Lines of data |
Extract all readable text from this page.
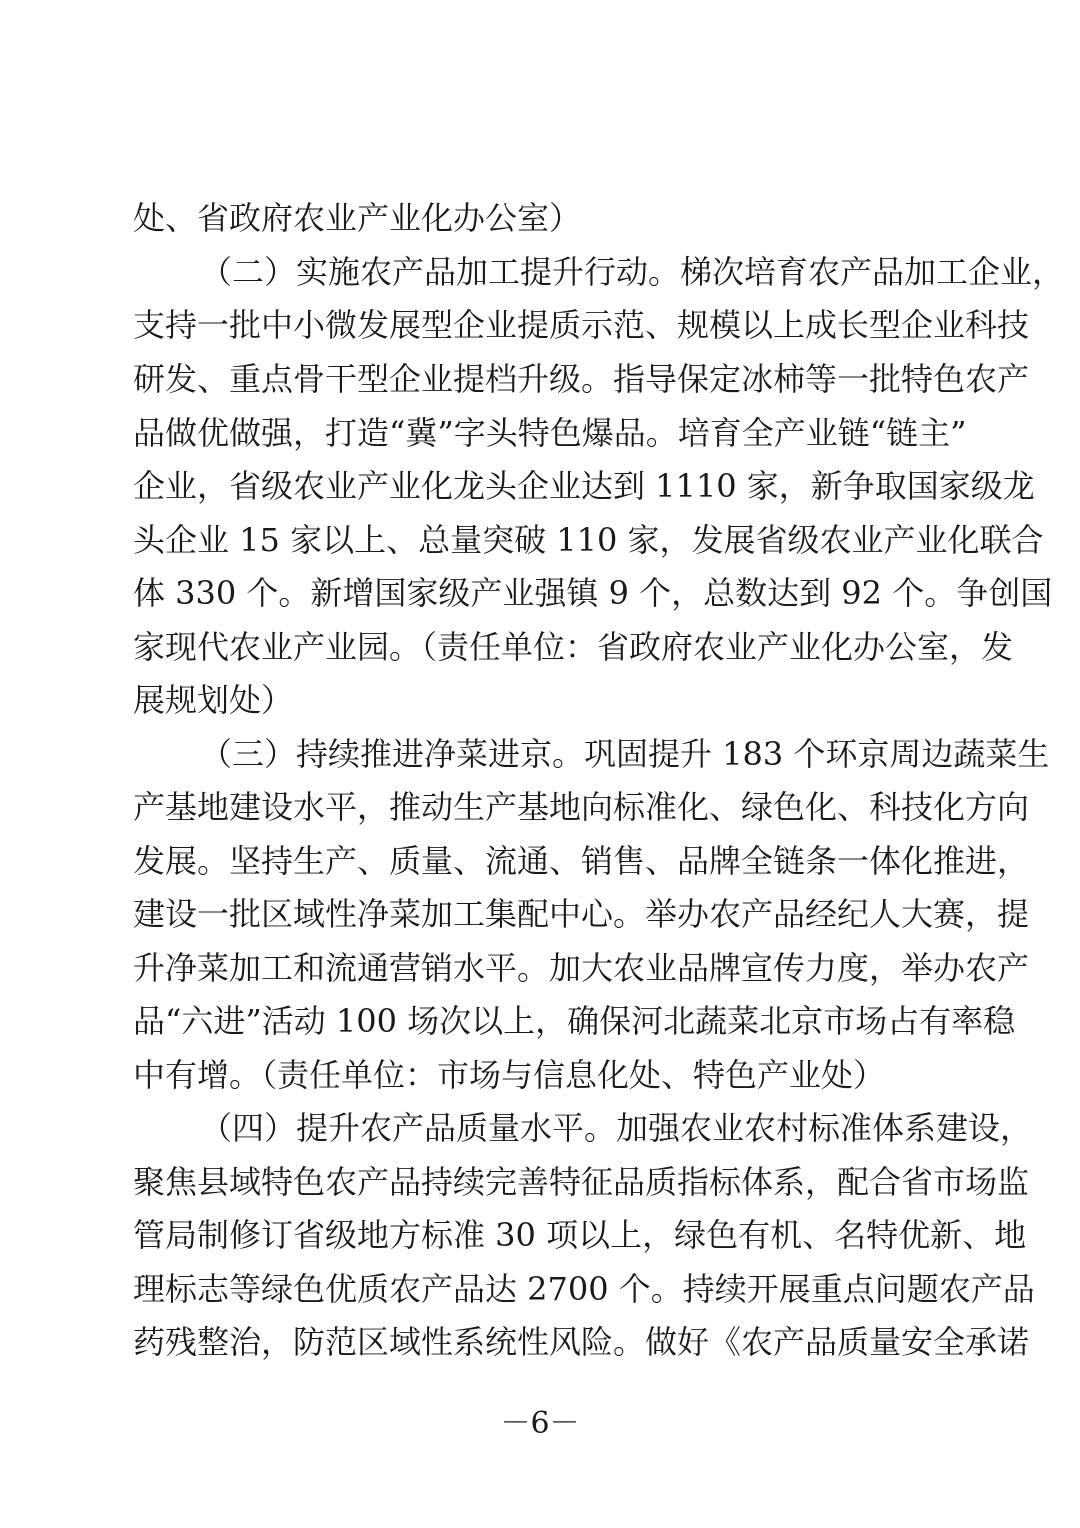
处、省政府农业产业化办公室）
（二）实施农产品加工提升行动。梯次培育农产品加工企业，
支持一批中小微发展型企业提质示范、规模以上成长型企业科技
研发、重点骨干型企业提档升级。指导保定冰柿等一批特色农产
品做优做强，打造“冀”字头特色爆品。培育全产业链“链主”
企业，省级农业产业化龙头企业达到 1110 家，新争取国家级龙
头企业 15 家以上、总量突破 110 家，发展省级农业产业化联合
体 330 个。新增国家级产业强镇 9 个，总数达到 92 个。争创国
家现代农业产业园。（责任单位：省政府农业产业化办公室，发
展规划处）
（三）持续推进净菜进京。巩固提升 183 个环京周边蔬菜生
产基地建设水平，推动生产基地向标准化、绿色化、科技化方向
发展。坚持生产、质量、流通、销售、品牌全链条一体化推进，
建设一批区域性净菜加工集配中心。举办农产品经纪人大赛，提
升净菜加工和流通营销水平。加大农业品牌宣传力度，举办农产
品“六进”活动 100 场次以上，确保河北蔬菜北京市场占有率稳
中有增。（责任单位：市场与信息化处、特色产业处）
（四）提升农产品质量水平。加强农业农村标准体系建设，
聚焦县域特色农产品持续完善特征品质指标体系，配合省市场监
管局制修订省级地方标准 30 项以上，绿色有机、名特优新、地
理标志等绿色优质农产品达 2700 个。持续开展重点问题农产品
药残整治，防范区域性系统性风险。做好《农产品质量安全承诺
－6－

Task goal | Write out each entry exactly as given, but skip the pictures.

Full answer |
Extract all readable text from this page.
处、省政府农业产业化办公室）
（二）实施农产品加工提升行动。梯次培育农产品加工企业，
支持一批中小微发展型企业提质示范、规模以上成长型企业科技
研发、重点骨干型企业提档升级。指导保定冰柿等一批特色农产
品做优做强，打造“冀”字头特色爆品。培育全产业链“链主”
企业，省级农业产业化龙头企业达到 1110 家，新争取国家级龙
头企业 15 家以上、总量突破 110 家，发展省级农业产业化联合
体 330 个。新增国家级产业强镇 9 个，总数达到 92 个。争创国
家现代农业产业园。（责任单位：省政府农业产业化办公室，发
展规划处）
（三）持续推进净菜进京。巩固提升 183 个环京周边蔬菜生
产基地建设水平，推动生产基地向标准化、绿色化、科技化方向
发展。坚持生产、质量、流通、销售、品牌全链条一体化推进，
建设一批区域性净菜加工集配中心。举办农产品经纪人大赛，提
升净菜加工和流通营销水平。加大农业品牌宣传力度，举办农产
品“六进”活动 100 场次以上，确保河北蔬菜北京市场占有率稳
中有增。（责任单位：市场与信息化处、特色产业处）
（四）提升农产品质量水平。加强农业农村标准体系建设，
聚焦县域特色农产品持续完善特征品质指标体系，配合省市场监
管局制修订省级地方标准 30 项以上，绿色有机、名特优新、地
理标志等绿色优质农产品达 2700 个。持续开展重点问题农产品
药残整治，防范区域性系统性风险。做好《农产品质量安全承诺
－6－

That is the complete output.